#### DATASET RECORDS ####

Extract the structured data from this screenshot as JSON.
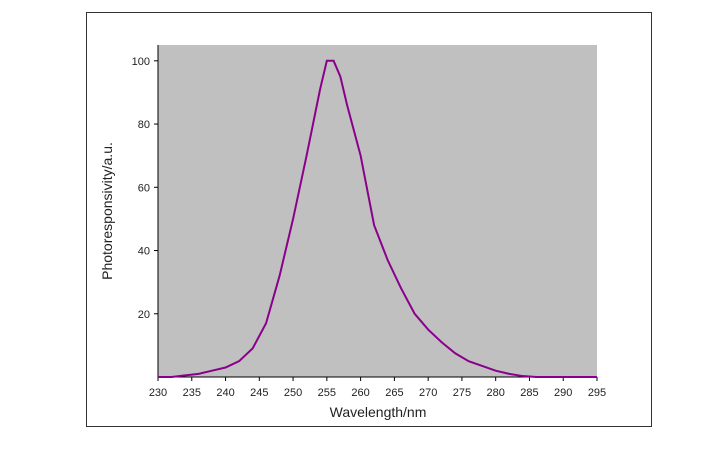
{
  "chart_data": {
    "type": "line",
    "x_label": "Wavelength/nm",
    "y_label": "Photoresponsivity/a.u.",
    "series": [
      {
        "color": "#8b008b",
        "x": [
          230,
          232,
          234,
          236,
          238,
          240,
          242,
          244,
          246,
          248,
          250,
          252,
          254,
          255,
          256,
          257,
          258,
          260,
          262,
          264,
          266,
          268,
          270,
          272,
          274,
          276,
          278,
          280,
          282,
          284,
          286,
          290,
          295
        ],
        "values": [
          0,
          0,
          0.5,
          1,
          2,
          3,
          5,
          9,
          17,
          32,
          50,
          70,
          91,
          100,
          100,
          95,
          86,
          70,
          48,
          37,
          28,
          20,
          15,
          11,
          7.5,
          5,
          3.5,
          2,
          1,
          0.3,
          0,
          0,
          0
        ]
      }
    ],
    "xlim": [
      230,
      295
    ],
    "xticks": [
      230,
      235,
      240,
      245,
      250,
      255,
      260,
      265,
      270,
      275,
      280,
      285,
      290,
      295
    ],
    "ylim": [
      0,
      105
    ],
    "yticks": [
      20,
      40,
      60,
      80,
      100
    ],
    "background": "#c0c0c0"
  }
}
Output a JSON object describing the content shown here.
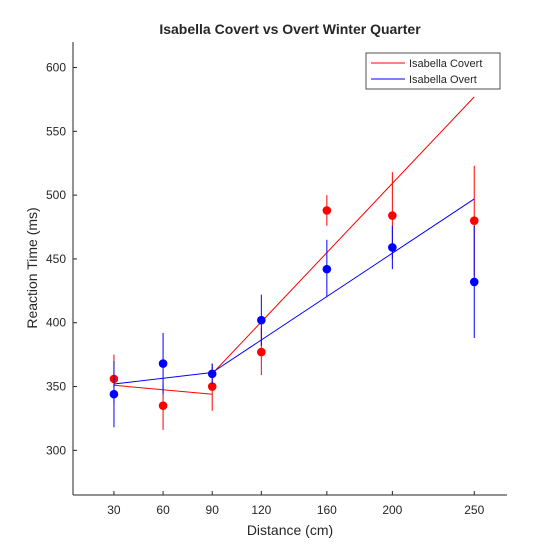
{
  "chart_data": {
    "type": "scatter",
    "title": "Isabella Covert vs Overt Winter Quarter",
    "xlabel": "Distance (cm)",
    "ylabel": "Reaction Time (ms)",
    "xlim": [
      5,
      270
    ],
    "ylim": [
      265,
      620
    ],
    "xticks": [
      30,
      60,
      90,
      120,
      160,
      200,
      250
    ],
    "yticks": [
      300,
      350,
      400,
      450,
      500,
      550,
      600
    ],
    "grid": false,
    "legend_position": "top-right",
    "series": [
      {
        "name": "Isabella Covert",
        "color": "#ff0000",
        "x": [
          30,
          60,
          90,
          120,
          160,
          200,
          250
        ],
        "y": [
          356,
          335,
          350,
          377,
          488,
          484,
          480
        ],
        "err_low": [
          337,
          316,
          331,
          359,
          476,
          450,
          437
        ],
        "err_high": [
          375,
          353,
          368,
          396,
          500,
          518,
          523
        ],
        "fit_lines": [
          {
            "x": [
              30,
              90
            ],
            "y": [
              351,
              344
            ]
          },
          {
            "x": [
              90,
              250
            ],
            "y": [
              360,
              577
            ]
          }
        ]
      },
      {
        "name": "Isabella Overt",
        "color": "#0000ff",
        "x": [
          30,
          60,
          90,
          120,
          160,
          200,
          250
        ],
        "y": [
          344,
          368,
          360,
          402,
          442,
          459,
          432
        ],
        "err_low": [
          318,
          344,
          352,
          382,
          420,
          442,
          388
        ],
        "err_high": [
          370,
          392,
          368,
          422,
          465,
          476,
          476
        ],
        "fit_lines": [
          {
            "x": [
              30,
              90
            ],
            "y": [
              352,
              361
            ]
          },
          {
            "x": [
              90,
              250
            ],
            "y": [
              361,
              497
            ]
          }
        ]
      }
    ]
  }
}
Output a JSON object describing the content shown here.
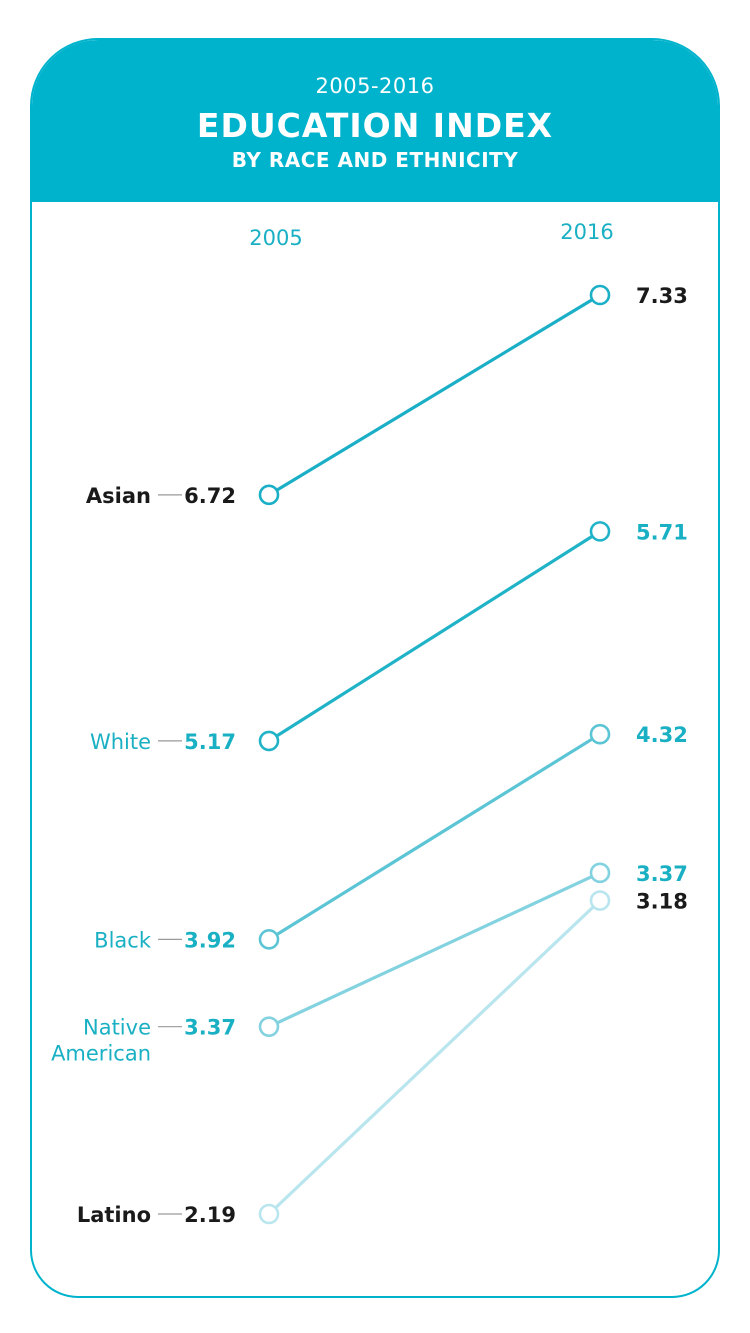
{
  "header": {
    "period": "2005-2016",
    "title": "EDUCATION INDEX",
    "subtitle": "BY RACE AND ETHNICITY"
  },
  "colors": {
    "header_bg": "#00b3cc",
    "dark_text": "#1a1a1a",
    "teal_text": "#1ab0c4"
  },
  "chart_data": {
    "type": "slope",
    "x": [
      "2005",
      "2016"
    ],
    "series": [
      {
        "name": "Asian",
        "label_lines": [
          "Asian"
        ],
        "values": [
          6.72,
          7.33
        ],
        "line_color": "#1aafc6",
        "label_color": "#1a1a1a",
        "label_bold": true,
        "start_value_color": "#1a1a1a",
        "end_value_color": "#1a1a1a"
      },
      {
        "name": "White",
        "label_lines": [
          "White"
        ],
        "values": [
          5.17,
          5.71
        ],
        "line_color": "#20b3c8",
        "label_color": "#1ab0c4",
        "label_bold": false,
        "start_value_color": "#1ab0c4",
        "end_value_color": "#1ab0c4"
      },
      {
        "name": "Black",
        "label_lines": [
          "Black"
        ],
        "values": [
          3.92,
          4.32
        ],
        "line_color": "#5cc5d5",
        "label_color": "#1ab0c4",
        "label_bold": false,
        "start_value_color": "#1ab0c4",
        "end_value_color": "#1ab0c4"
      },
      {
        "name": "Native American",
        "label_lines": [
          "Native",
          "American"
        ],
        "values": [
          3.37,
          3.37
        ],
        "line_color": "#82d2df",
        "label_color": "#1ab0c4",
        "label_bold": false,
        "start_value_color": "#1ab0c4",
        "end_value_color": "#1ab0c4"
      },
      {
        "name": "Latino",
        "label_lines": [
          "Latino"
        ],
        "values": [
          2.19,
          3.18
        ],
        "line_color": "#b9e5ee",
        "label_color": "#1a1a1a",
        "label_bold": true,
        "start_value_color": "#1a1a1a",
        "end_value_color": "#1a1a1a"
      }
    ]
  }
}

####

WHAT TO DO
Exactly how many lines of the listing above contain the string "Covert"? Give no more than the number.

RESULT FOR THIS EXERCISE
2